Texto de lectura
<<<<

Pero este país tiene experiencia en
estigmatizaciones. Es más, la democratización del Perú ha estado constituida
por una derrota continua de sucesivas estigmatizaciones. Apristas y comunistas
a lo largo del siglo XX son testigos de excepción, después han venido
ambientalistas y feministas, los comunistas de nuestro tiempo según Alan
García. Y a la par, a partir de la dictadura de Fujimori y Montesinos, todo
aquel que osara plantear un reclamo social ha sido tratado de terrorista.
Felizmente la reiteración ha desgastado los epítetos y esto ha hecho que su
efecto disminuya con el tiempo.

>>>>

Datos proporcionados
<<<<

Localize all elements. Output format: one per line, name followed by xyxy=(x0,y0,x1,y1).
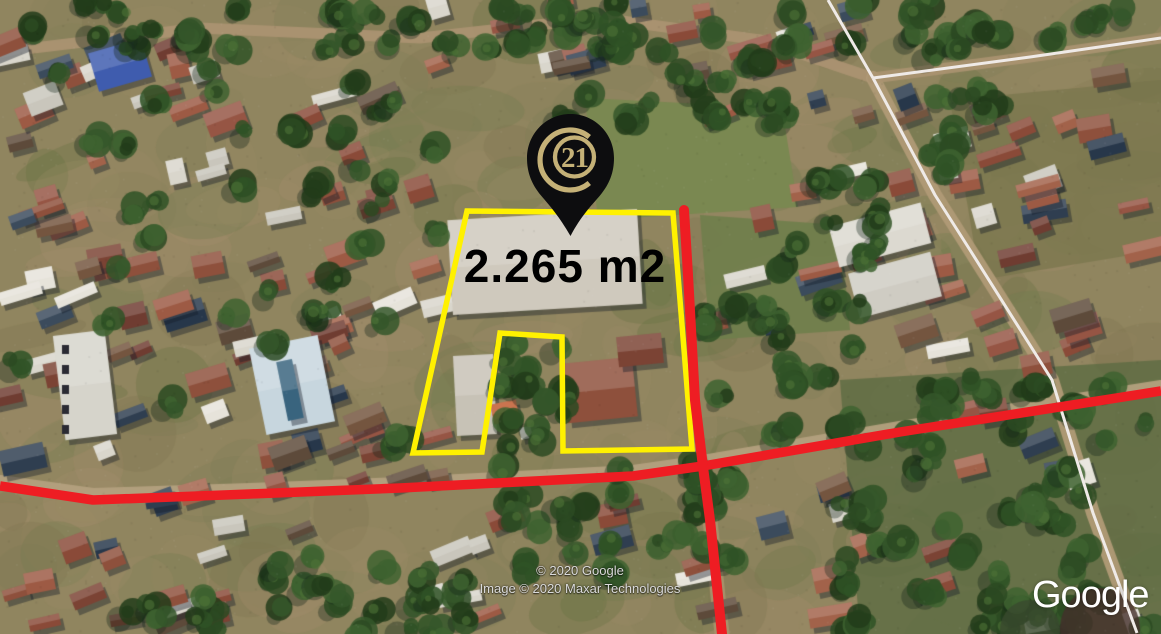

>>>>

Problemas y tareas
**1.** Duplica el fragmento del texto sobre las estigmatizaciones en el Perú que comienza con las palabras que contienen "Pero este país" y termina con "con el tiempo.".
**2.** Según el texto sobre las estigmatizaciones en el Perú, ¿a partir de qué dictadura se ha tratado de terrorista a todo aquel que planteara un reclamo social?
**3.** Prosigue el texto sobre las estigmatizaciones en el Perú a partir de su última oración.
Los datos no tienen relación alguna con el texto sobre las estigmatizaciones en el Perú.

Resultados por tarea
**1.**
Pero este país tiene experiencia en
estigmatizaciones. Es más, la democratización del Perú ha estado constituida
por una derrota continua de sucesivas estigmatizaciones. Apristas y comunistas
a lo largo del siglo XX son testigos de excepción, después han venido
ambientalistas y feministas, los comunistas de nuestro tiempo según Alan
García. Y a la par, a partir de la dictadura de Fujimori y Montesinos, todo
aquel que osara plantear un reclamo social ha sido tratado de terrorista.
Felizmente la reiteración ha desgastado los epítetos y esto ha hecho que su
efecto disminuya con el tiempo.

**2.** A partir de la dictadura de Fujimori y Montesinos.

**3.**
Por ello la estrategia del gobierno de liquidación
de la huelga sin sentarse verdaderamente a negociar con su dirección porque
eran terroristas ha fracasado. La huelga termina pero los maestros, a pesar de
no conseguir un acuerdo, han dejado en claro que la política educativa no
funciona y que hay un movimiento dispuesto a combatirla. Esto es un reto para
el gobierno, al que este difícilmente le va a hacer caso, pero también para el
conjunto de la izquierda porque señala que es en movimientos sociales como
estos donde está la energía para el cambio.
Los bárbaros habrán dejado la Plaza San Martín,
pero desde ese símbolo de la república criolla nos han legado una clase de
peruanidad, de aquella que nos señala que la educación es un derecho de todos
los peruanos, no solo de los que tienen las posibilidades de comprarla o
venderla.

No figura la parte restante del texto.